Work to complete:
Read through the data and report every line in which the word "tidy" occurs.

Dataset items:

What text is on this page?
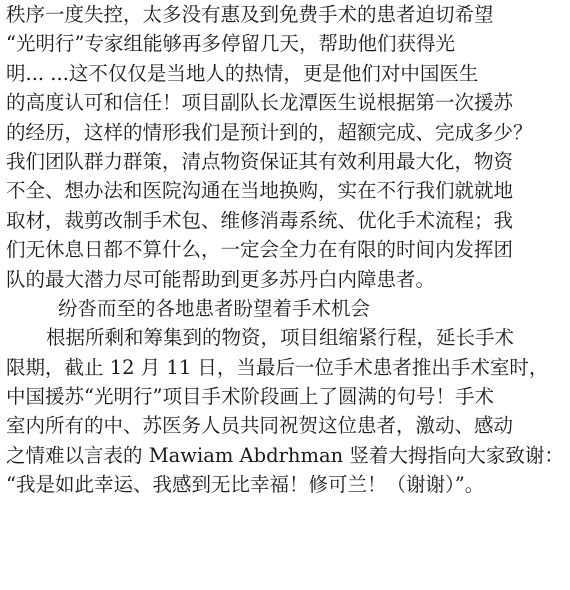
秩序一度失控，太多没有惠及到免费手术的患者迫切希望
“光明行”专家组能够再多停留几天，帮助他们获得光
明... ...这不仅仅是当地人的热情，更是他们对中国医生
的高度认可和信任！项目副队长龙潭医生说根据第一次援苏
的经历，这样的情形我们是预计到的，超额完成、完成多少？
我们团队群力群策，清点物资保证其有效利用最大化，物资
不全、想办法和医院沟通在当地换购，实在不行我们就就地
取材，裁剪改制手术包、维修消毒系统、优化手术流程；我
们无休息日都不算什么，一定会全力在有限的时间内发挥团
队的最大潜力尽可能帮助到更多苏丹白内障患者。
纷沓而至的各地患者盼望着手术机会
根据所剩和筹集到的物资，项目组缩紧行程，延长手术
限期，截止 12 月 11 日，当最后一位手术患者推出手术室时，
中国援苏“光明行”项目手术阶段画上了圆满的句号！手术
室内所有的中、苏医务人员共同祝贺这位患者，激动、感动
之情难以言表的 Mawiam Abdrhman 竖着大拇指向大家致谢：
“我是如此幸运、我感到无比幸福！修可兰！（谢谢）”。
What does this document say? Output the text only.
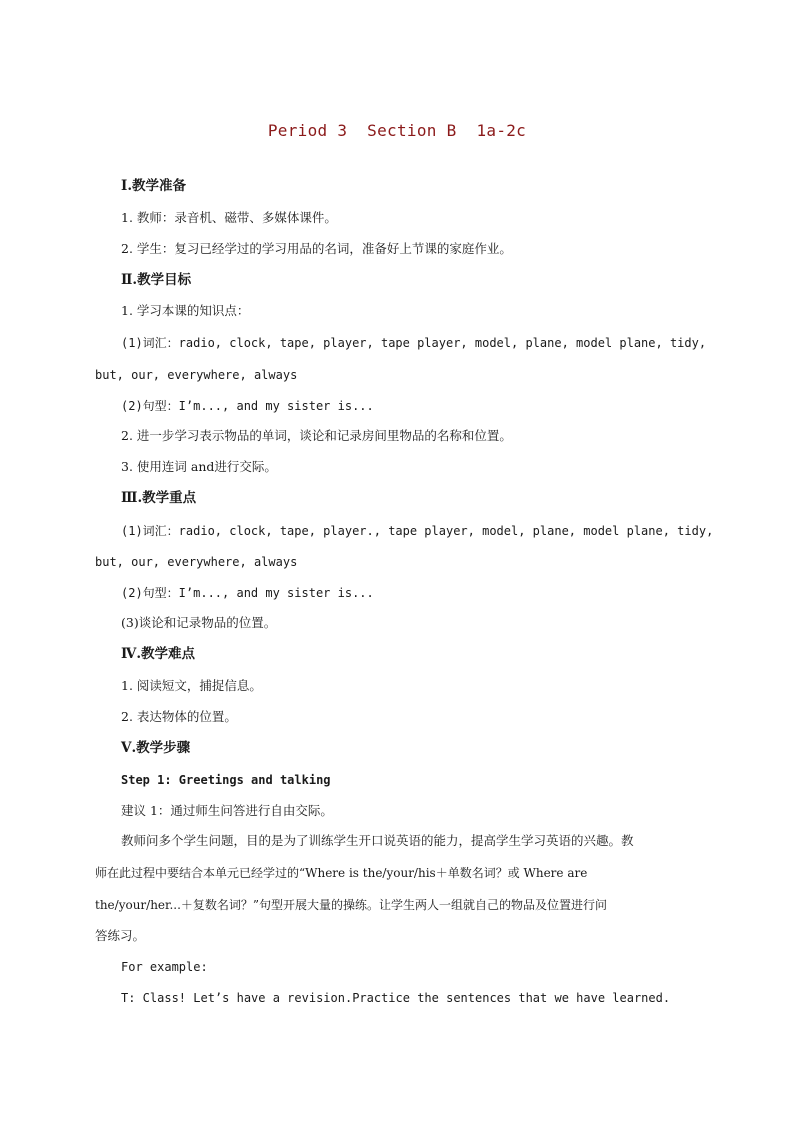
Period 3  Section B  1a-2c
Ⅰ.教学准备
1. 教师：录音机、磁带、多媒体课件。
2. 学生：复习已经学过的学习用品的名词，准备好上节课的家庭作业。
Ⅱ.教学目标
1. 学习本课的知识点：
(1)词汇：radio, clock, tape, player, tape player, model, plane, model plane, tidy,
but, our, everywhere, always
(2)句型：I’m..., and my sister is...
2. 进一步学习表示物品的单词，谈论和记录房间里物品的名称和位置。
3. 使用连词 and进行交际。
Ⅲ.教学重点
(1)词汇：radio, clock, tape, player., tape player, model, plane, model plane, tidy,
but, our, everywhere, always
(2)句型：I’m..., and my sister is...
(3)谈论和记录物品的位置。
Ⅳ.教学难点
1. 阅读短文，捕捉信息。
2. 表达物体的位置。
Ⅴ.教学步骤
Step 1: Greetings and talking
建议 1：通过师生问答进行自由交际。
教师问多个学生问题，目的是为了训练学生开口说英语的能力，提高学生学习英语的兴趣。教
师在此过程中要结合本单元已经学过的“Where is the/your/his＋单数名词？或 Where are
the/your/her...＋复数名词？”句型开展大量的操练。让学生两人一组就自己的物品及位置进行问
答练习。
For example:
T: Class! Let’s have a revision.Practice the sentences that we have learned.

Response:
(1)词汇：radio, clock, tape, player, tape player, model, plane, model plane, tidy,
(1)词汇：radio, clock, tape, player., tape player, model, plane, model plane, tidy,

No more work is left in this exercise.